*What needs to be done:* Wherever the word "description" appears in a line, copy that line.

Collection entries
>> Begin

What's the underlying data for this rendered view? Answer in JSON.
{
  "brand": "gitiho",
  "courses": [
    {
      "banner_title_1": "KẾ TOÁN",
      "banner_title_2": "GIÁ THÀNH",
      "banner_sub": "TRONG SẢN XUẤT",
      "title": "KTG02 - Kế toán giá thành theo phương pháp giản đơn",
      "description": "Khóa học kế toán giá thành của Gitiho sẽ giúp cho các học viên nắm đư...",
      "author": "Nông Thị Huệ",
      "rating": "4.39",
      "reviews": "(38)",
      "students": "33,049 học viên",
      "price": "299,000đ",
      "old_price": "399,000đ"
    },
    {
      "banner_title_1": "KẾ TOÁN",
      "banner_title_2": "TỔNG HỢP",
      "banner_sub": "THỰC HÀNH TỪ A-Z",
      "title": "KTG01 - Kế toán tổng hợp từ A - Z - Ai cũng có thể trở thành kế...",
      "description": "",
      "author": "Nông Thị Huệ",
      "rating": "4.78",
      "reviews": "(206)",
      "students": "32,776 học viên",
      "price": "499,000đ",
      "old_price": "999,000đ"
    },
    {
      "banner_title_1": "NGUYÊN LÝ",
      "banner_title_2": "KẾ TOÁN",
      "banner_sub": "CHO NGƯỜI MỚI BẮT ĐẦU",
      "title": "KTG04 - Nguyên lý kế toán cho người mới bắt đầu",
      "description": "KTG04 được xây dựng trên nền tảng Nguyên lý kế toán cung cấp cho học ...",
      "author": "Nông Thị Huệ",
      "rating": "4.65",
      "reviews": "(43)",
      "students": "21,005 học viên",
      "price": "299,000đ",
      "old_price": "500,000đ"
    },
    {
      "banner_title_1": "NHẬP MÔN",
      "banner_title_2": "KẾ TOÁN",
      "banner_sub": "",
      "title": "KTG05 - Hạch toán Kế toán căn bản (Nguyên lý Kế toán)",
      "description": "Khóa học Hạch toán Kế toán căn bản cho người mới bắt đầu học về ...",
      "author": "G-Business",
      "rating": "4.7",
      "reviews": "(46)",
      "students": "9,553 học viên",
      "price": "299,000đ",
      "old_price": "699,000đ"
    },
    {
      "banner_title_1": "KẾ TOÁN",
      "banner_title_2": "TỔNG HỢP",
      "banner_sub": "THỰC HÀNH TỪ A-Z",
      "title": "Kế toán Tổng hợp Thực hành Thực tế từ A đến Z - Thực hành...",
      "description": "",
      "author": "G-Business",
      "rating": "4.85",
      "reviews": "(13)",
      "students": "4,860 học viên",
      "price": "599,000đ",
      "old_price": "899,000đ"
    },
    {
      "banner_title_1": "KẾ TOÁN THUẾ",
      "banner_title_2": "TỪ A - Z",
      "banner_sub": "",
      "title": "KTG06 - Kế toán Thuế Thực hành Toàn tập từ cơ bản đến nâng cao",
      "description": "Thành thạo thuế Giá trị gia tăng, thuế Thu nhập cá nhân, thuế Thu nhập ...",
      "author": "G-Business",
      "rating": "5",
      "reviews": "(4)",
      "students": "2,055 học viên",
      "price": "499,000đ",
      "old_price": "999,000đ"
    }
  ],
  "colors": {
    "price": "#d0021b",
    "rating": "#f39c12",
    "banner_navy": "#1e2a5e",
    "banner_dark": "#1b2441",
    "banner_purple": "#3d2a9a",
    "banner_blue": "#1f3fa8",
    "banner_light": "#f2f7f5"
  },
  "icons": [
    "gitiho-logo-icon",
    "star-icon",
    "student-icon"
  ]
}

>> End

*Response for this exercise:*
      "description": "Khóa học kế toán giá thành của Gitiho sẽ giúp cho các học viên nắm đư...",
      "description": "",
      "description": "KTG04 được xây dựng trên nền tảng Nguyên lý kế toán cung cấp cho học ...",
      "description": "Khóa học Hạch toán Kế toán căn bản cho người mới bắt đầu học về ...",
      "description": "",
      "description": "Thành thạo thuế Giá trị gia tăng, thuế Thu nhập cá nhân, thuế Thu nhập ...",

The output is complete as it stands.